■ TASK DIRECTIONS: Every record must be transcribed in its entirety, apart from the images, which are to be omitted.

■ Collected data entries:

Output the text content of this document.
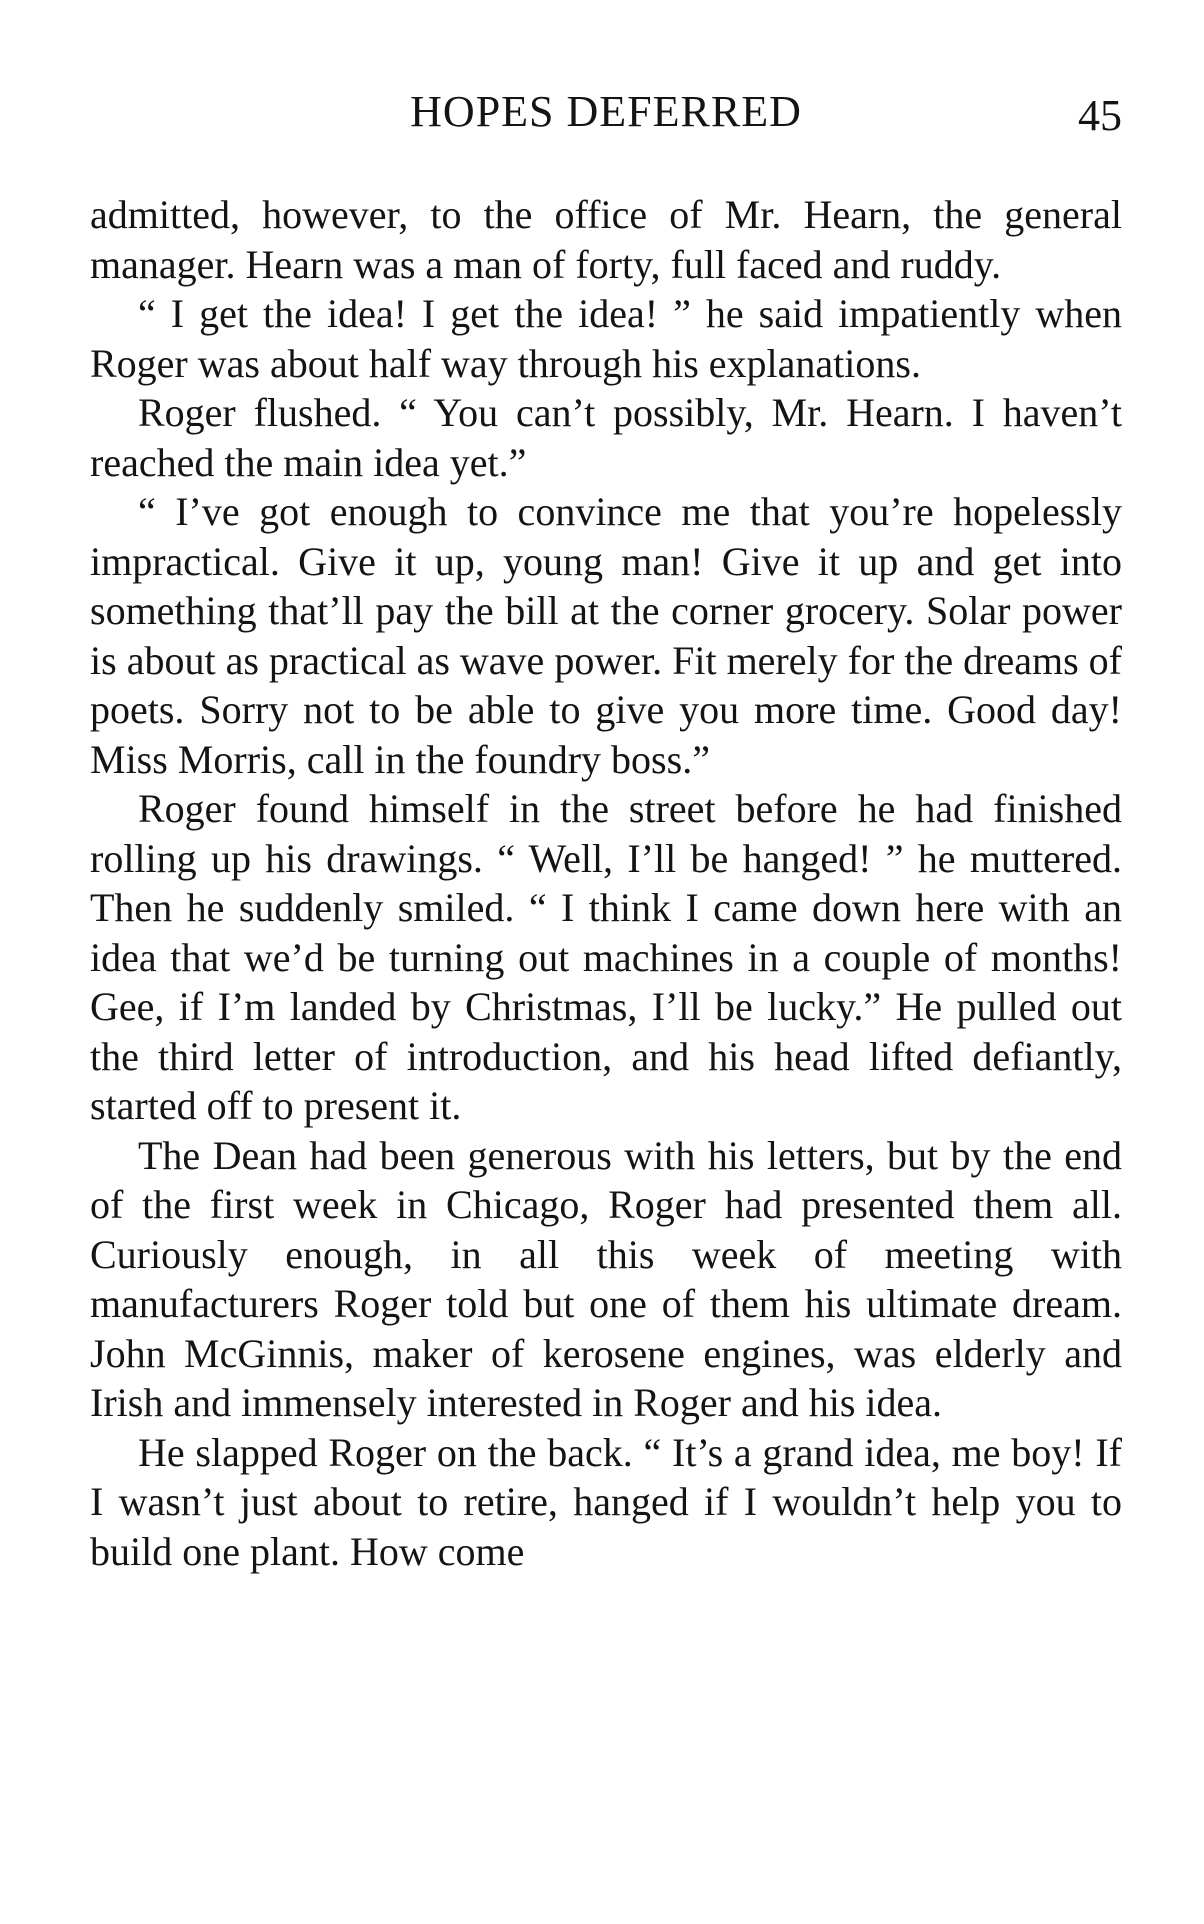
HOPES DEFERRED	45

admitted, however, to the office of Mr. Hearn, the general manager. Hearn was a man of forty, full faced and ruddy.

“ I get the idea! I get the idea! ” he said impatiently when Roger was about half way through his explanations.

Roger flushed. “ You can’t possibly, Mr. Hearn. I haven’t reached the main idea yet.”

“ I’ve got enough to convince me that you’re hopelessly impractical. Give it up, young man! Give it up and get into something that’ll pay the bill at the corner grocery. Solar power is about as practical as wave power. Fit merely for the dreams of poets. Sorry not to be able to give you more time. Good day! Miss Morris, call in the foundry boss.”

Roger found himself in the street before he had finished rolling up his drawings. “ Well, I’ll be hanged! ” he muttered. Then he suddenly smiled. “ I think I came down here with an idea that we’d be turning out machines in a couple of months! Gee, if I’m landed by Christmas, I’ll be lucky.” He pulled out the third letter of introduction, and his head lifted defiantly, started off to present it.

The Dean had been generous with his letters, but by the end of the first week in Chicago, Roger had presented them all. Curiously enough, in all this week of meeting with manufacturers Roger told but one of them his ultimate dream. John McGinnis, maker of kerosene engines, was elderly and Irish and immensely interested in Roger and his idea.

He slapped Roger on the back. “ It’s a grand idea, me boy! If I wasn’t just about to retire, hanged if I wouldn’t help you to build one plant. How come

■ EXERCISE RESPONSE:
Output the text content of this document.
HOPES DEFERRED	45

admitted, however, to the office of Mr. Hearn, the general manager. Hearn was a man of forty, full faced and ruddy.

“ I get the idea! I get the idea! ” he said impatiently when Roger was about half way through his explanations.

Roger flushed. “ You can’t possibly, Mr. Hearn. I haven’t reached the main idea yet.”

“ I’ve got enough to convince me that you’re hopelessly impractical. Give it up, young man! Give it up and get into something that’ll pay the bill at the corner grocery. Solar power is about as practical as wave power. Fit merely for the dreams of poets. Sorry not to be able to give you more time. Good day! Miss Morris, call in the foundry boss.”

Roger found himself in the street before he had finished rolling up his drawings. “ Well, I’ll be hanged! ” he muttered. Then he suddenly smiled. “ I think I came down here with an idea that we’d be turning out machines in a couple of months! Gee, if I’m landed by Christmas, I’ll be lucky.” He pulled out the third letter of introduction, and his head lifted defiantly, started off to present it.

The Dean had been generous with his letters, but by the end of the first week in Chicago, Roger had presented them all. Curiously enough, in all this week of meeting with manufacturers Roger told but one of them his ultimate dream. John McGinnis, maker of kerosene engines, was elderly and Irish and immensely interested in Roger and his idea.

He slapped Roger on the back. “ It’s a grand idea, me boy! If I wasn’t just about to retire, hanged if I wouldn’t help you to build one plant. How come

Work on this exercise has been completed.